- [YOUR ASSIGNMENT] In the records below, which lines include "coordination"? Copy them.

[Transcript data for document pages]
============================================================

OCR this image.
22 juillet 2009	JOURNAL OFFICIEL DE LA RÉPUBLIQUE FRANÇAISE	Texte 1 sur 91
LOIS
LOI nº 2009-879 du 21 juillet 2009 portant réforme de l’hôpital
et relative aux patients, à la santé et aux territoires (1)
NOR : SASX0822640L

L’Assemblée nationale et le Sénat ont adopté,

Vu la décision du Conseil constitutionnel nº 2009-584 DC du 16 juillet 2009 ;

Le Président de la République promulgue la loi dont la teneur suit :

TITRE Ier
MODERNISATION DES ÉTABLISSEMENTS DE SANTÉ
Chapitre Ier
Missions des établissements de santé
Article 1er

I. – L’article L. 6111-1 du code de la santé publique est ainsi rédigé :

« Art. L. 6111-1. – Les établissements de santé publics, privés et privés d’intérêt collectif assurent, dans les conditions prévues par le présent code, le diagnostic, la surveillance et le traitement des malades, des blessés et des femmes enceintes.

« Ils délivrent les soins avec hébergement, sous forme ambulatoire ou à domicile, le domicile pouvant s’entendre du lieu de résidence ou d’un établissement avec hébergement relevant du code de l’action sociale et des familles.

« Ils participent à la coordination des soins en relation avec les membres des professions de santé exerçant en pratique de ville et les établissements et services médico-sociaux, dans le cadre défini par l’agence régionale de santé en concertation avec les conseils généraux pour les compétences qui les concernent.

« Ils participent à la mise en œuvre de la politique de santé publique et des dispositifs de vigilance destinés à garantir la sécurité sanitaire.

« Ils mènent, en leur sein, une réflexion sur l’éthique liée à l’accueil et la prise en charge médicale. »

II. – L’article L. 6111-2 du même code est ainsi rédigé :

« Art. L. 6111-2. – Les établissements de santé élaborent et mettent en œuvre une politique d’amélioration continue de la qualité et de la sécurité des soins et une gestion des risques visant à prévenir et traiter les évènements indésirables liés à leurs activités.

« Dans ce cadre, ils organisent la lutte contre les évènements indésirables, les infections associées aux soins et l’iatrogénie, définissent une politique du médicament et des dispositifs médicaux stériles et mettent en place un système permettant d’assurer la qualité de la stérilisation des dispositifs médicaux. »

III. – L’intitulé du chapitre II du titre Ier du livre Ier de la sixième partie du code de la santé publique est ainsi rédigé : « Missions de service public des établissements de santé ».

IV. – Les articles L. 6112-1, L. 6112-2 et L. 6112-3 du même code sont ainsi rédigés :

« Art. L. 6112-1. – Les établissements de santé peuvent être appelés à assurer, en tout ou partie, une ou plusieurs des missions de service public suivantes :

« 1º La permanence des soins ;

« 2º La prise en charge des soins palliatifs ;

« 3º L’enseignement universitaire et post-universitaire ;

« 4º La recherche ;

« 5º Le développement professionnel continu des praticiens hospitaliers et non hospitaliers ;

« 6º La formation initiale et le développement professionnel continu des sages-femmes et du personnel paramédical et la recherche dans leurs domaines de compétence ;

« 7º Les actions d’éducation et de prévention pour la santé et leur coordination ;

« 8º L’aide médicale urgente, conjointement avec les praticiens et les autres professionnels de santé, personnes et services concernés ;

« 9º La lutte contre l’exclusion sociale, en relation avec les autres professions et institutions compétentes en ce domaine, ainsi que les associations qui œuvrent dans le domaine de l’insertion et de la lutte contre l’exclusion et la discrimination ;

============================================================

- [RESPONSE TO THE EXERCISE]
« Ils participent à la coordination des soins en relation avec les membres des professions de santé exerçant en pratique de ville et les établissements et services médico-sociaux, dans le cadre défini par l’agence régionale de santé en concertation avec les conseils généraux pour les compétences qui les concernent.
« 7º Les actions d’éducation et de prévention pour la santé et leur coordination ;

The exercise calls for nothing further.